## WHAT YOU ARE ASKED TO DO
Extract the complete data exactly as given.

## DATA SHOWN
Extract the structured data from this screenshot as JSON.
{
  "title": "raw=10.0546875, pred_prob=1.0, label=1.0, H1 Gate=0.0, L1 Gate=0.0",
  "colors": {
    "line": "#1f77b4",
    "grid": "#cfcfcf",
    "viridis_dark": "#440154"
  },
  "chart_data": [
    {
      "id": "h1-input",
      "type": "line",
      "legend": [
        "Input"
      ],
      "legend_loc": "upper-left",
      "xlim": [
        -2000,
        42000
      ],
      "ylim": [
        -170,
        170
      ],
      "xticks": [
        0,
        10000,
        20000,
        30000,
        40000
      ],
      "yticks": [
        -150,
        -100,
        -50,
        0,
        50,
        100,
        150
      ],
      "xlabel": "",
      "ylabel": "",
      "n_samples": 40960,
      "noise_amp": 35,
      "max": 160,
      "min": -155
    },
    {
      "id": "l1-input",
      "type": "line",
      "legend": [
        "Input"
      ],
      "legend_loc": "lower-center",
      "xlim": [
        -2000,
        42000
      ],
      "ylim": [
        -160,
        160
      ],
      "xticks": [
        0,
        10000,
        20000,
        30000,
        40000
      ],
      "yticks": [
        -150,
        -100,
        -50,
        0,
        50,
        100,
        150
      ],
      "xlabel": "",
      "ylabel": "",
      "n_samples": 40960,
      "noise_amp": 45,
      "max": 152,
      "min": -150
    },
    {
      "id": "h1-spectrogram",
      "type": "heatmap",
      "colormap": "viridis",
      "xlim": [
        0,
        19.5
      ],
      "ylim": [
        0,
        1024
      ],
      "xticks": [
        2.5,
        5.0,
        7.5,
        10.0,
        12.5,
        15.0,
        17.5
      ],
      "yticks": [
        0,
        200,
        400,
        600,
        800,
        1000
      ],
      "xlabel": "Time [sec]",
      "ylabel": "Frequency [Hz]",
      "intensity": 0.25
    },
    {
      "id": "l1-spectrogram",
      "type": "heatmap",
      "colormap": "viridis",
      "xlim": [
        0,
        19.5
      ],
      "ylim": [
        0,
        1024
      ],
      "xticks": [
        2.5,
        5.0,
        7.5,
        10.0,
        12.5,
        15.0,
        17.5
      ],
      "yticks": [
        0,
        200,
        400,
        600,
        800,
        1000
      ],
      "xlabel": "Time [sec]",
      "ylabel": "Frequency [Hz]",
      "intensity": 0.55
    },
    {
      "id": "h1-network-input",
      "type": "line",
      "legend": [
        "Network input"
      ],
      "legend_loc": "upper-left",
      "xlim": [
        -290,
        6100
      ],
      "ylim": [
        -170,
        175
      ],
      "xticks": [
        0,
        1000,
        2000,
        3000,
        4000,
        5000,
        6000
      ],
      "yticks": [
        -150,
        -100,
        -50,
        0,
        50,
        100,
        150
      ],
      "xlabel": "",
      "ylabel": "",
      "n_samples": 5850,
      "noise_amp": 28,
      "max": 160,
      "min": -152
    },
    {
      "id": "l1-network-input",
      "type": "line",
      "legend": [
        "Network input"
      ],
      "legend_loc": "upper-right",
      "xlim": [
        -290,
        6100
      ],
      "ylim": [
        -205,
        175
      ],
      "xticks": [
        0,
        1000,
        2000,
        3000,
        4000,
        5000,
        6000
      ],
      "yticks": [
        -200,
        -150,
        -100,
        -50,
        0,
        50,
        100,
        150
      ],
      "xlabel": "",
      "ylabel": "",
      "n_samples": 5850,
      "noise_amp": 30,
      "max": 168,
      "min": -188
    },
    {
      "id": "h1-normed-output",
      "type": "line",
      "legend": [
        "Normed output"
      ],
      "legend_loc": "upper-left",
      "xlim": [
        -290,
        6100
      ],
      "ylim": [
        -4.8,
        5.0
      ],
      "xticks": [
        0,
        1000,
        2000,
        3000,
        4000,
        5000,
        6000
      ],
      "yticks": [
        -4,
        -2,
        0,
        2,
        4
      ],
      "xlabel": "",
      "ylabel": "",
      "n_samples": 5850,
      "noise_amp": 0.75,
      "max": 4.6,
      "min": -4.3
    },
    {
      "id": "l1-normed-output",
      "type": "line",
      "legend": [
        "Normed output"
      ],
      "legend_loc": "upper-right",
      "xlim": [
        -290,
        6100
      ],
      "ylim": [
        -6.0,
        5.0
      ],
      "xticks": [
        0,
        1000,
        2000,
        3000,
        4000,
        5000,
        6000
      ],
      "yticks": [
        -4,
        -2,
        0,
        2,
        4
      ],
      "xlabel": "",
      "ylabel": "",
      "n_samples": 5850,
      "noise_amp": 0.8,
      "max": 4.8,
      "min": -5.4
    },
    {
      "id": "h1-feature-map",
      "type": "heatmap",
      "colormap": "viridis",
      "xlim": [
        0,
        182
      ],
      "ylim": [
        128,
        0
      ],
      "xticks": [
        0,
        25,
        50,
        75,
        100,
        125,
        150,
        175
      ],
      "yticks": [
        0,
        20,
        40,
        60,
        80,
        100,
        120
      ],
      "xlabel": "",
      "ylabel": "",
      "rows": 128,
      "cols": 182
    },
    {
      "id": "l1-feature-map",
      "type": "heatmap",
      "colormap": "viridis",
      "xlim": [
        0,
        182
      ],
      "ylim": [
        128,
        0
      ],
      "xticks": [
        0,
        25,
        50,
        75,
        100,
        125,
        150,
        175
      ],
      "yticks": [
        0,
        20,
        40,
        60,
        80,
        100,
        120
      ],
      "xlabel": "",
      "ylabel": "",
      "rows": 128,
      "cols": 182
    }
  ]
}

## OUTPUT OF THE TASK
Extract the structured data from this screenshot as JSON.
{
  "title": "raw=10.0546875, pred_prob=1.0, label=1.0, H1 Gate=0.0, L1 Gate=0.0",
  "colors": {
    "line": "#1f77b4",
    "grid": "#cfcfcf",
    "viridis_dark": "#440154"
  },
  "chart_data": [
    {
      "id": "h1-input",
      "type": "line",
      "legend": [
        "Input"
      ],
      "legend_loc": "upper-left",
      "xlim": [
        -2000,
        42000
      ],
      "ylim": [
        -170,
        170
      ],
      "xticks": [
        0,
        10000,
        20000,
        30000,
        40000
      ],
      "yticks": [
        -150,
        -100,
        -50,
        0,
        50,
        100,
        150
      ],
      "xlabel": "",
      "ylabel": "",
      "n_samples": 40960,
      "noise_amp": 35,
      "max": 160,
      "min": -155
    },
    {
      "id": "l1-input",
      "type": "line",
      "legend": [
        "Input"
      ],
      "legend_loc": "lower-center",
      "xlim": [
        -2000,
        42000
      ],
      "ylim": [
        -160,
        160
      ],
      "xticks": [
        0,
        10000,
        20000,
        30000,
        40000
      ],
      "yticks": [
        -150,
        -100,
        -50,
        0,
        50,
        100,
        150
      ],
      "xlabel": "",
      "ylabel": "",
      "n_samples": 40960,
      "noise_amp": 45,
      "max": 152,
      "min": -150
    },
    {
      "id": "h1-spectrogram",
      "type": "heatmap",
      "colormap": "viridis",
      "xlim": [
        0,
        19.5
      ],
      "ylim": [
        0,
        1024
      ],
      "xticks": [
        2.5,
        5.0,
        7.5,
        10.0,
        12.5,
        15.0,
        17.5
      ],
      "yticks": [
        0,
        200,
        400,
        600,
        800,
        1000
      ],
      "xlabel": "Time [sec]",
      "ylabel": "Frequency [Hz]",
      "intensity": 0.25
    },
    {
      "id": "l1-spectrogram",
      "type": "heatmap",
      "colormap": "viridis",
      "xlim": [
        0,
        19.5
      ],
      "ylim": [
        0,
        1024
      ],
      "xticks": [
        2.5,
        5.0,
        7.5,
        10.0,
        12.5,
        15.0,
        17.5
      ],
      "yticks": [
        0,
        200,
        400,
        600,
        800,
        1000
      ],
      "xlabel": "Time [sec]",
      "ylabel": "Frequency [Hz]",
      "intensity": 0.55
    },
    {
      "id": "h1-network-input",
      "type": "line",
      "legend": [
        "Network input"
      ],
      "legend_loc": "upper-left",
      "xlim": [
        -290,
        6100
      ],
      "ylim": [
        -170,
        175
      ],
      "xticks": [
        0,
        1000,
        2000,
        3000,
        4000,
        5000,
        6000
      ],
      "yticks": [
        -150,
        -100,
        -50,
        0,
        50,
        100,
        150
      ],
      "xlabel": "",
      "ylabel": "",
      "n_samples": 5850,
      "noise_amp": 28,
      "max": 160,
      "min": -152
    },
    {
      "id": "l1-network-input",
      "type": "line",
      "legend": [
        "Network input"
      ],
      "legend_loc": "upper-right",
      "xlim": [
        -290,
        6100
      ],
      "ylim": [
        -205,
        175
      ],
      "xticks": [
        0,
        1000,
        2000,
        3000,
        4000,
        5000,
        6000
      ],
      "yticks": [
        -200,
        -150,
        -100,
        -50,
        0,
        50,
        100,
        150
      ],
      "xlabel": "",
      "ylabel": "",
      "n_samples": 5850,
      "noise_amp": 30,
      "max": 168,
      "min": -188
    },
    {
      "id": "h1-normed-output",
      "type": "line",
      "legend": [
        "Normed output"
      ],
      "legend_loc": "upper-left",
      "xlim": [
        -290,
        6100
      ],
      "ylim": [
        -4.8,
        5.0
      ],
      "xticks": [
        0,
        1000,
        2000,
        3000,
        4000,
        5000,
        6000
      ],
      "yticks": [
        -4,
        -2,
        0,
        2,
        4
      ],
      "xlabel": "",
      "ylabel": "",
      "n_samples": 5850,
      "noise_amp": 0.75,
      "max": 4.6,
      "min": -4.3
    },
    {
      "id": "l1-normed-output",
      "type": "line",
      "legend": [
        "Normed output"
      ],
      "legend_loc": "upper-right",
      "xlim": [
        -290,
        6100
      ],
      "ylim": [
        -6.0,
        5.0
      ],
      "xticks": [
        0,
        1000,
        2000,
        3000,
        4000,
        5000,
        6000
      ],
      "yticks": [
        -4,
        -2,
        0,
        2,
        4
      ],
      "xlabel": "",
      "ylabel": "",
      "n_samples": 5850,
      "noise_amp": 0.8,
      "max": 4.8,
      "min": -5.4
    },
    {
      "id": "h1-feature-map",
      "type": "heatmap",
      "colormap": "viridis",
      "xlim": [
        0,
        182
      ],
      "ylim": [
        128,
        0
      ],
      "xticks": [
        0,
        25,
        50,
        75,
        100,
        125,
        150,
        175
      ],
      "yticks": [
        0,
        20,
        40,
        60,
        80,
        100,
        120
      ],
      "xlabel": "",
      "ylabel": "",
      "rows": 128,
      "cols": 182
    },
    {
      "id": "l1-feature-map",
      "type": "heatmap",
      "colormap": "viridis",
      "xlim": [
        0,
        182
      ],
      "ylim": [
        128,
        0
      ],
      "xticks": [
        0,
        25,
        50,
        75,
        100,
        125,
        150,
        175
      ],
      "yticks": [
        0,
        20,
        40,
        60,
        80,
        100,
        120
      ],
      "xlabel": "",
      "ylabel": "",
      "rows": 128,
      "cols": 182
    }
  ]
}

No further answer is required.